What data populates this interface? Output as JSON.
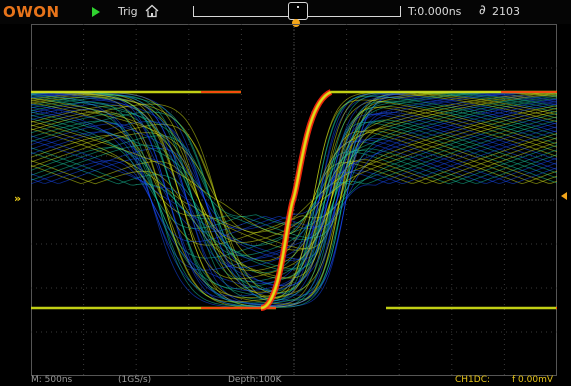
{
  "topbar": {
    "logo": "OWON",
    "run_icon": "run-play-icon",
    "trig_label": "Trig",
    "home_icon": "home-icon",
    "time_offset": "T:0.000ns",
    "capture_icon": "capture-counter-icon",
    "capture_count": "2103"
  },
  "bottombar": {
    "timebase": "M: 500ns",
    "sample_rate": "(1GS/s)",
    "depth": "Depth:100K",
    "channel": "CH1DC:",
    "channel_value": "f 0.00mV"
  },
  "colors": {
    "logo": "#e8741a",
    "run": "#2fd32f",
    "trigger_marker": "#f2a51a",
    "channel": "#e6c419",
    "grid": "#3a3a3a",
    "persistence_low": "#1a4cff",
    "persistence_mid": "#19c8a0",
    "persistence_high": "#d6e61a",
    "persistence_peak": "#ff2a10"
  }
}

=======

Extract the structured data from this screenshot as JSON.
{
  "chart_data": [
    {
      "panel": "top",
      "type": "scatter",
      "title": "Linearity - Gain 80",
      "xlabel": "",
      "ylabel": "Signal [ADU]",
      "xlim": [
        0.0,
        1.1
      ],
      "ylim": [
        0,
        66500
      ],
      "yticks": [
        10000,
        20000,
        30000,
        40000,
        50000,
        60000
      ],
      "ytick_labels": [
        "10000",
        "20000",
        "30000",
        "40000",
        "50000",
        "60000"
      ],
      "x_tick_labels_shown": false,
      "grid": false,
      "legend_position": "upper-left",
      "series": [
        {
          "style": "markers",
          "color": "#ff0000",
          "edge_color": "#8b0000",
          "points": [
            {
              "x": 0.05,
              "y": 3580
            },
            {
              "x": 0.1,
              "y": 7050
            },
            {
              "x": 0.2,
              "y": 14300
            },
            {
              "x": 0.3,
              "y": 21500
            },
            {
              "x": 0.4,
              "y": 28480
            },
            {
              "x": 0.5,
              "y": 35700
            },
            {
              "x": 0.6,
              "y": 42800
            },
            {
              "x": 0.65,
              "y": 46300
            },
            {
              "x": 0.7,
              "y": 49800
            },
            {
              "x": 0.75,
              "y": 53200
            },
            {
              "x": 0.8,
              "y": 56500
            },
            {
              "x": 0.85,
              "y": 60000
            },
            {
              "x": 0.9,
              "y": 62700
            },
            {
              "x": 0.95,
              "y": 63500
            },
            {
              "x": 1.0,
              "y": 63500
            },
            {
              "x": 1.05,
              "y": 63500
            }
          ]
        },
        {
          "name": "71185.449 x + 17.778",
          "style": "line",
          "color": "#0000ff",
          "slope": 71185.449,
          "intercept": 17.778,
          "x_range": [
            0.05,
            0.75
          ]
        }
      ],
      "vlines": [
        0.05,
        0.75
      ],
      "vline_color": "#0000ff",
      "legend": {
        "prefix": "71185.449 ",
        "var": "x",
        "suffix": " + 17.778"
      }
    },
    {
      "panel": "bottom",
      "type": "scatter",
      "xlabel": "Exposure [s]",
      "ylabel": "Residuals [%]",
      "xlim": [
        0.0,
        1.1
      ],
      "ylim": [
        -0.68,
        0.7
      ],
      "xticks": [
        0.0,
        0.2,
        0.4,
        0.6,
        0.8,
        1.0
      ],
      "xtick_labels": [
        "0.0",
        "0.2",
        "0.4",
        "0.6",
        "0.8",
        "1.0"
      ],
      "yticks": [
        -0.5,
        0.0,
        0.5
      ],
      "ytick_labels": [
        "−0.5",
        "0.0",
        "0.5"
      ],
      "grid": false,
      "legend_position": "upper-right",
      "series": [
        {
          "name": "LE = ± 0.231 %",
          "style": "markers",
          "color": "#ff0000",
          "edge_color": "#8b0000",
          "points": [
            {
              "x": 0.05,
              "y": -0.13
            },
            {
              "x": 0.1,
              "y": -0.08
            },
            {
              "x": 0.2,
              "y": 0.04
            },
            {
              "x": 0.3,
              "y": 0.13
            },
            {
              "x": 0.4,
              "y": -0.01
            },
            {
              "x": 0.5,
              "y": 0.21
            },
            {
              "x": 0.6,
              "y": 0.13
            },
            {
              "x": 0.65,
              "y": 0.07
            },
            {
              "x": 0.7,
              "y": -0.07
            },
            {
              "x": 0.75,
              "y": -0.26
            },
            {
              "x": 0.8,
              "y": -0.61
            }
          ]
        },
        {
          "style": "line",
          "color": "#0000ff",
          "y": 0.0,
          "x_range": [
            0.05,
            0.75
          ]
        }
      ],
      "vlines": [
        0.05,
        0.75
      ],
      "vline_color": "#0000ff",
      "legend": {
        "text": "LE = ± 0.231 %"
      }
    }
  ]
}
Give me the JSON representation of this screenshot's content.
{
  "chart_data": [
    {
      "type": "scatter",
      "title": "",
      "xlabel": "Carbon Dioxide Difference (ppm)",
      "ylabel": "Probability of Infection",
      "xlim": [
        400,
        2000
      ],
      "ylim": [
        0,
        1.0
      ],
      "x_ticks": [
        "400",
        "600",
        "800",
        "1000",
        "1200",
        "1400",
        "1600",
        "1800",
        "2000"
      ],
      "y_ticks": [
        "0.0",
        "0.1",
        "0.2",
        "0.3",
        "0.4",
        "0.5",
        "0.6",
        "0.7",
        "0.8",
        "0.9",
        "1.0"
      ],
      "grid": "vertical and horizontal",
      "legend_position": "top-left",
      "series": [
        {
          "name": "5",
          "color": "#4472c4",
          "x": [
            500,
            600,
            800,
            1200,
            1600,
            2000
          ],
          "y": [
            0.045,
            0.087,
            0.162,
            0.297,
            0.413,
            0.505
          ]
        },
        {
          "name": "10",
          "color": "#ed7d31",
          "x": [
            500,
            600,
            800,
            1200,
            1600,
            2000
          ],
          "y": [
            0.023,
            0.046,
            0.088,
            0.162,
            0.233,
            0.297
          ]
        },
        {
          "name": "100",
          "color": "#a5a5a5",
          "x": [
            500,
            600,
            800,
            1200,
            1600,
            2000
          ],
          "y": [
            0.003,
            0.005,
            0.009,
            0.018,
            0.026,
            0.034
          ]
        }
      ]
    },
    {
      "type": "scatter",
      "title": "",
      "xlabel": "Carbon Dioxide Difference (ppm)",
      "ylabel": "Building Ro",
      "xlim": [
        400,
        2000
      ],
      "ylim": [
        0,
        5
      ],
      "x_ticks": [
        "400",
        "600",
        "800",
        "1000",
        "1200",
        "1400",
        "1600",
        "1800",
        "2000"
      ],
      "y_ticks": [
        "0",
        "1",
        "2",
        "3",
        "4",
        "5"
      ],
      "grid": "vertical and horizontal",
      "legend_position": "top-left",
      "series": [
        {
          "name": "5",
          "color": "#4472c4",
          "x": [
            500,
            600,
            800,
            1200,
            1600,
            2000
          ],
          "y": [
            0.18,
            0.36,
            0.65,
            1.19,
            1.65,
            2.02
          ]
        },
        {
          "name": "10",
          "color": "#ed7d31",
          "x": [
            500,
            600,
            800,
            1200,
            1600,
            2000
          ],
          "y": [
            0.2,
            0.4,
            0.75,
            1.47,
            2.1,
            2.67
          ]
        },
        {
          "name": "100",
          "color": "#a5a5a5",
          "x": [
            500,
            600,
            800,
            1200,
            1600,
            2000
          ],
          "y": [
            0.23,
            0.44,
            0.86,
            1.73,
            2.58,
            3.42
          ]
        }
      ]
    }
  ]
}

=======

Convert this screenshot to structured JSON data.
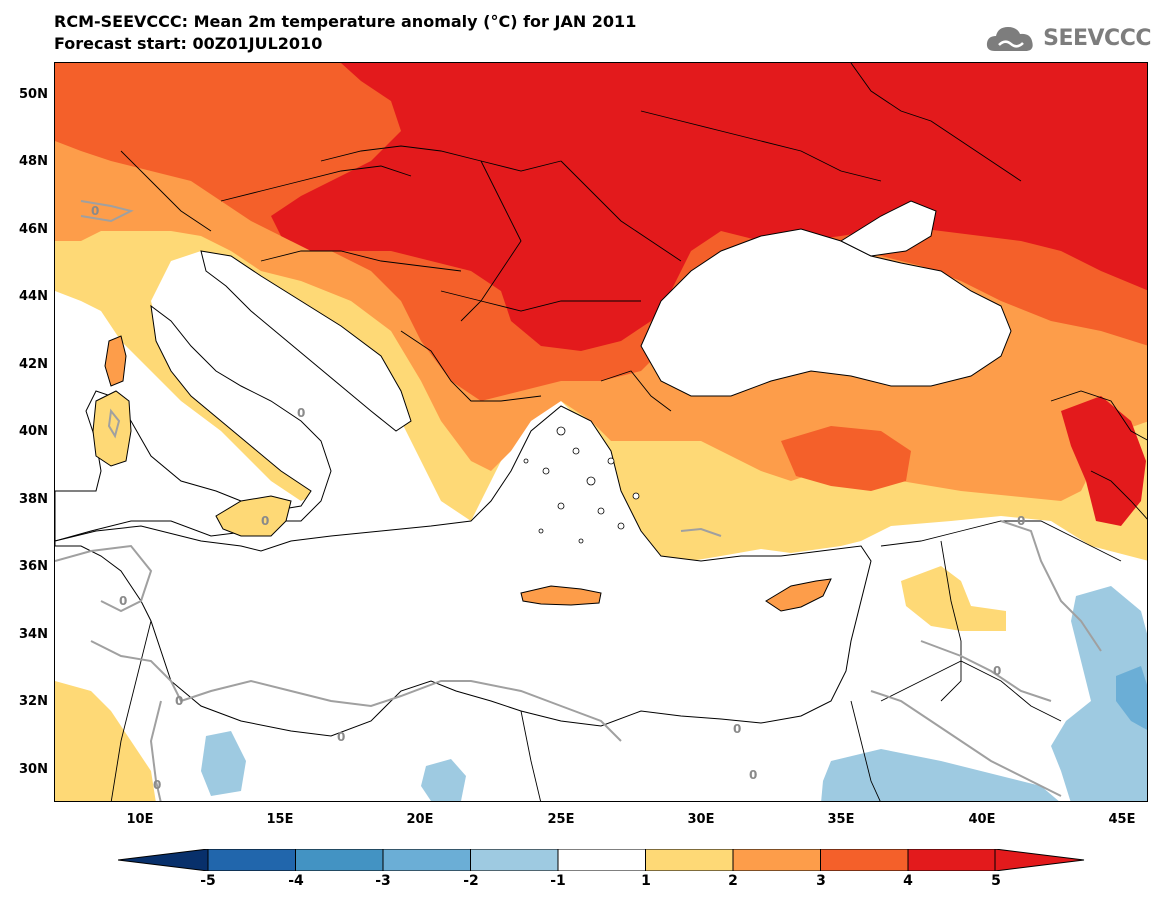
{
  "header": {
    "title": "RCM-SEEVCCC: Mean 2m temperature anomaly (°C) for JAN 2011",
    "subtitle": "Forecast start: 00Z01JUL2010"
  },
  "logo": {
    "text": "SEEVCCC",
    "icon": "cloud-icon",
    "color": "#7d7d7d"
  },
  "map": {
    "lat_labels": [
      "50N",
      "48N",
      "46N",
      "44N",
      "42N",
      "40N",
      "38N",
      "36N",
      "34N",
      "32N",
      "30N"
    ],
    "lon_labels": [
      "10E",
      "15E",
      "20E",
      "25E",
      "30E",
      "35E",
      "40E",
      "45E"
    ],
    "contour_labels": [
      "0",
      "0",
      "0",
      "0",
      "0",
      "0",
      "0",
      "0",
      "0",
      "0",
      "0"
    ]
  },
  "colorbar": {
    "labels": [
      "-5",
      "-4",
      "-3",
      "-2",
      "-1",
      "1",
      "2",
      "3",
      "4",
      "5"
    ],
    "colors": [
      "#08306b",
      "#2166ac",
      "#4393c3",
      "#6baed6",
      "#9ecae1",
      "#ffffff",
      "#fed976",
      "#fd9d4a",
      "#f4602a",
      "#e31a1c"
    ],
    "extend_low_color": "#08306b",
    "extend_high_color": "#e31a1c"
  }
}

=======

In the records above, find the lines containing "ylabel" and copy them.

      "ylabel": "Signal [ADU]",
      "ylabel": "Residuals [%]",
      "ylabel": "Probability of Infection",
      "ylabel": "Building Ro",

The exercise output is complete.